Required task — Filter the records to keep only the lines that contain the string "legend", and copy each of those lines. The match is case-sensitive.
>> start Provided material
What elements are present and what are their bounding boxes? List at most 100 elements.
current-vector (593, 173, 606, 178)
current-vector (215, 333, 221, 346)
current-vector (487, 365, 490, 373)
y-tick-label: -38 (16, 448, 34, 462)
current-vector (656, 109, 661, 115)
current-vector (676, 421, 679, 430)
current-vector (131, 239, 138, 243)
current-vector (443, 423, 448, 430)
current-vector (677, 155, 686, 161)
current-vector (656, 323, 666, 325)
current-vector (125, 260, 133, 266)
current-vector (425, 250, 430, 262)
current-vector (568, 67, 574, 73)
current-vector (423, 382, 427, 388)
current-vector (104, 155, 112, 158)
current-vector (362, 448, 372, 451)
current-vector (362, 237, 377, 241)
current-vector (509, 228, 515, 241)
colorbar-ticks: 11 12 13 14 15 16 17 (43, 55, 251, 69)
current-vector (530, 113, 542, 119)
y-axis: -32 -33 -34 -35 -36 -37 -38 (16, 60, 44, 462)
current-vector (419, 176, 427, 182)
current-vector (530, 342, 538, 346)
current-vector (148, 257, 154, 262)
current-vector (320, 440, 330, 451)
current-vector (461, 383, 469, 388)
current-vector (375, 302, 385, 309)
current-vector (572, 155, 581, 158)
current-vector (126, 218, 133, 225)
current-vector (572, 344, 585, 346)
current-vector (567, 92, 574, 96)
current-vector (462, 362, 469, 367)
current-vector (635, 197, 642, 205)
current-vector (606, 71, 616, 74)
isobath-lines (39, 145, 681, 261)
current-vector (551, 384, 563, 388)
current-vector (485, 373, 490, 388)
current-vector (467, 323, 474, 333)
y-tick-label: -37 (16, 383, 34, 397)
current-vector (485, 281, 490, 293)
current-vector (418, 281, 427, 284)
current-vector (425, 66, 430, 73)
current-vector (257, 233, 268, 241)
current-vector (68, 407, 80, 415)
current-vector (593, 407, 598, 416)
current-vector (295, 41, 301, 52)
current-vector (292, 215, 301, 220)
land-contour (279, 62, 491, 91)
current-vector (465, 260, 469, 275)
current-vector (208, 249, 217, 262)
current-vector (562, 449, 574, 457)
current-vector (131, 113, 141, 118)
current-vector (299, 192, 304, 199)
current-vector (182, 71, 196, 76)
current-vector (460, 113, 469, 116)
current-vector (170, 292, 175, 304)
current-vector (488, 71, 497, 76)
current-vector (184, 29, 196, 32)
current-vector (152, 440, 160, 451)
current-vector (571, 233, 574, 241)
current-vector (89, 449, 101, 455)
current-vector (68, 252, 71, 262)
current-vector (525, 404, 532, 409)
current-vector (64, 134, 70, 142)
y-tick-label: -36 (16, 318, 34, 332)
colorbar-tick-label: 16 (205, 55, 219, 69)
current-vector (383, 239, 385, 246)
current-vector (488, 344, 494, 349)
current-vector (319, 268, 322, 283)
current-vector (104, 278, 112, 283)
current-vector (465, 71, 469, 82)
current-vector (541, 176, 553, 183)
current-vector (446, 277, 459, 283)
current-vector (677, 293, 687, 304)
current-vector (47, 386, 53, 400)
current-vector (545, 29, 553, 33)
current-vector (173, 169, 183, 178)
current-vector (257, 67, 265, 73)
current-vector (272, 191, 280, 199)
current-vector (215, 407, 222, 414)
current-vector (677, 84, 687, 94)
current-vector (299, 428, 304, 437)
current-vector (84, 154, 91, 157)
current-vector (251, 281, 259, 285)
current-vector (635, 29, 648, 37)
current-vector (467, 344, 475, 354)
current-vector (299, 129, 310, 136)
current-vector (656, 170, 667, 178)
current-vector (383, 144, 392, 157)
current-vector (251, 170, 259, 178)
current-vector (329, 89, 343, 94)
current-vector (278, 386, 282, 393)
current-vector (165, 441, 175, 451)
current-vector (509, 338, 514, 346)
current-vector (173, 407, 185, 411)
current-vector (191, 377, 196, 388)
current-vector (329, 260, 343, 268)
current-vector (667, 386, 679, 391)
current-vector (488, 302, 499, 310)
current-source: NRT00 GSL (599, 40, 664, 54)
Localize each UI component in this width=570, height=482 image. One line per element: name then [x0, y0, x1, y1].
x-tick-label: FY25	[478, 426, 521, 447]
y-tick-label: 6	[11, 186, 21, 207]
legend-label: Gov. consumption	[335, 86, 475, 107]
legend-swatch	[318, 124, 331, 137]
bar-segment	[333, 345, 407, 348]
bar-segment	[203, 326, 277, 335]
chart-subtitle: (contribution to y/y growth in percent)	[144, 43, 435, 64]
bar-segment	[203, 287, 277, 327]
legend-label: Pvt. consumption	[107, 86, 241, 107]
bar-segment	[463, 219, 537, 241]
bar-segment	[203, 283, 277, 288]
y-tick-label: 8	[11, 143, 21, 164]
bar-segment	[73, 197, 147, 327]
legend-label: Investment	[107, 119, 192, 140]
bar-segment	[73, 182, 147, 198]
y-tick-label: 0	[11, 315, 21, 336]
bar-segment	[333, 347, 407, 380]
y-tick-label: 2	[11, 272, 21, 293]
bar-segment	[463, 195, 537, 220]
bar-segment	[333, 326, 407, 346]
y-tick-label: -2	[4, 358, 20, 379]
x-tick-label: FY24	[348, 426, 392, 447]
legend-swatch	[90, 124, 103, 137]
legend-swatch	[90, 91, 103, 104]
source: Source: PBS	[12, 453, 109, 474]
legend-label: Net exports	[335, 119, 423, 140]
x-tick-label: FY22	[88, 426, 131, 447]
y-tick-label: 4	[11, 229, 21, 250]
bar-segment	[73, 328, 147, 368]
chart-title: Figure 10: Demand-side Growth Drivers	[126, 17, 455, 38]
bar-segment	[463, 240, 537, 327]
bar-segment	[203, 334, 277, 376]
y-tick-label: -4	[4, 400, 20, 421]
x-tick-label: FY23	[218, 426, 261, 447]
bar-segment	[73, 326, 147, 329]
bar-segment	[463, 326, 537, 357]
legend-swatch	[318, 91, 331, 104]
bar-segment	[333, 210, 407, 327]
>> end Provided material
Right answer —
legend-label: Gov. consumption	[335, 86, 475, 107]
legend-swatch	[318, 124, 331, 137]
legend-label: Pvt. consumption	[107, 86, 241, 107]
legend-label: Investment	[107, 119, 192, 140]
legend-swatch	[90, 124, 103, 137]
legend-swatch	[90, 91, 103, 104]
legend-label: Net exports	[335, 119, 423, 140]
legend-swatch	[318, 91, 331, 104]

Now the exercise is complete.